▸ SOURCE RECORDS

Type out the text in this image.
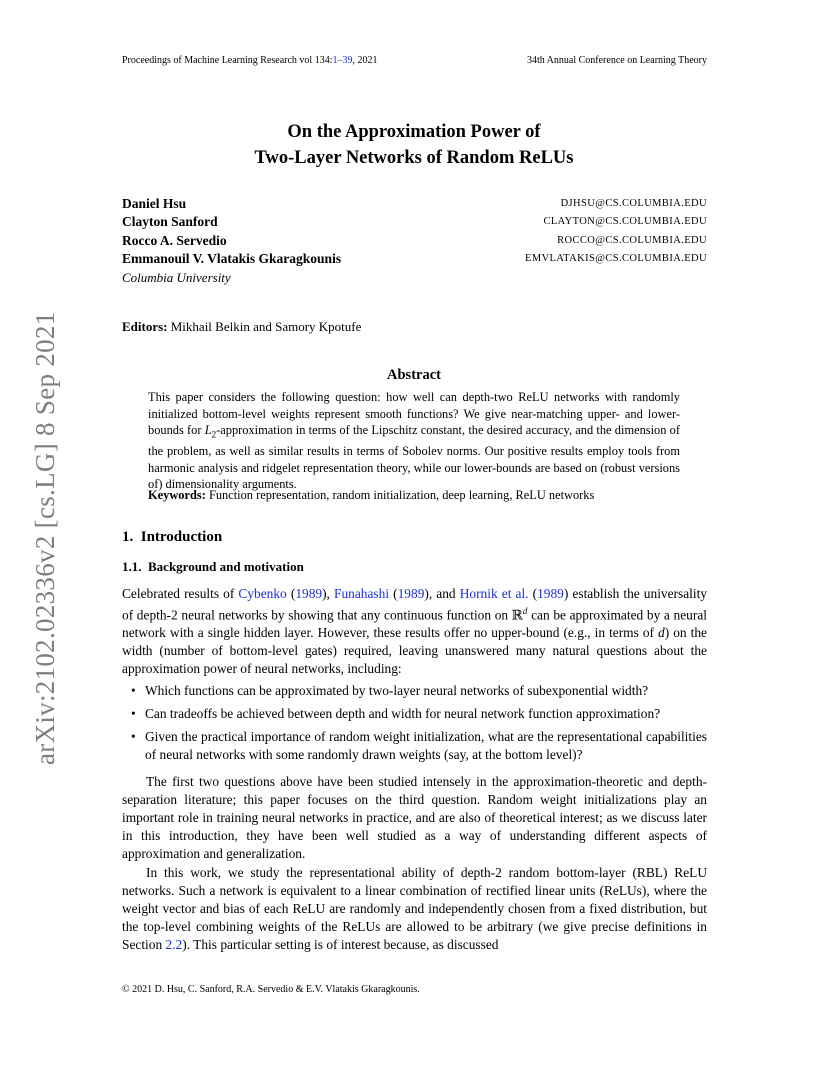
Proceedings of Machine Learning Research vol 134:1–39, 2021	34th Annual Conference on Learning Theory
On the Approximation Power of
Two-Layer Networks of Random ReLUs
Daniel Hsu	DJHSU@CS.COLUMBIA.EDU
Clayton Sanford	CLAYTON@CS.COLUMBIA.EDU
Rocco A. Servedio	ROCCO@CS.COLUMBIA.EDU
Emmanouil V. Vlatakis Gkaragkounis	EMVLATAKIS@CS.COLUMBIA.EDU
Columbia University
Editors: Mikhail Belkin and Samory Kpotufe
Abstract
This paper considers the following question: how well can depth-two ReLU networks with randomly initialized bottom-level weights represent smooth functions? We give near-matching upper- and lower-bounds for $L_2$-approximation in terms of the Lipschitz constant, the desired accuracy, and the dimension of the problem, as well as similar results in terms of Sobolev norms. Our positive results employ tools from harmonic analysis and ridgelet representation theory, while our lower-bounds are based on (robust versions of) dimensionality arguments.
Keywords: Function representation, random initialization, deep learning, ReLU networks
1. Introduction
1.1. Background and motivation
Celebrated results of Cybenko (1989), Funahashi (1989), and Hornik et al. (1989) establish the universality of depth-2 neural networks by showing that any continuous function on ℝ$^d$ can be approximated by a neural network with a single hidden layer. However, these results offer no upper-bound (e.g., in terms of d) on the width (number of bottom-level gates) required, leaving unanswered many natural questions about the approximation power of neural networks, including:
• Which functions can be approximated by two-layer neural networks of subexponential width?
• Can tradeoffs be achieved between depth and width for neural network function approximation?
• Given the practical importance of random weight initialization, what are the representational capabilities of neural networks with some randomly drawn weights (say, at the bottom level)?
The first two questions above have been studied intensely in the approximation-theoretic and depth-separation literature; this paper focuses on the third question. Random weight initializations play an important role in training neural networks in practice, and are also of theoretical interest; as we discuss later in this introduction, they have been well studied as a way of understanding different aspects of approximation and generalization.
In this work, we study the representational ability of depth-2 random bottom-layer (RBL) ReLU networks. Such a network is equivalent to a linear combination of rectified linear units (ReLUs), where the weight vector and bias of each ReLU are randomly and independently chosen from a fixed distribution, but the top-level combining weights of the ReLUs are allowed to be arbitrary (we give precise definitions in Section 2.2). This particular setting is of interest because, as discussed
© 2021 D. Hsu, C. Sanford, R.A. Servedio & E.V. Vlatakis Gkaragkounis.
arXiv:2102.02336v2 [cs.LG] 8 Sep 2021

▸ TO DO
Reproduce every line of the listing above in which the string "upper" appears.

▸ RESULT OF THIS TASK
This paper considers the following question: how well can depth-two ReLU networks with randomly initialized bottom-level weights represent smooth functions? We give near-matching upper- and lower-bounds for $L_2$-approximation in terms of the Lipschitz constant, the desired accuracy, and the dimension of the problem, as well as similar results in terms of Sobolev norms. Our positive results employ tools from harmonic analysis and ridgelet representation theory, while our lower-bounds are based on (robust versions of) dimensionality arguments.
Celebrated results of Cybenko (1989), Funahashi (1989), and Hornik et al. (1989) establish the universality of depth-2 neural networks by showing that any continuous function on ℝ$^d$ can be approximated by a neural network with a single hidden layer. However, these results offer no upper-bound (e.g., in terms of d) on the width (number of bottom-level gates) required, leaving unanswered many natural questions about the approximation power of neural networks, including:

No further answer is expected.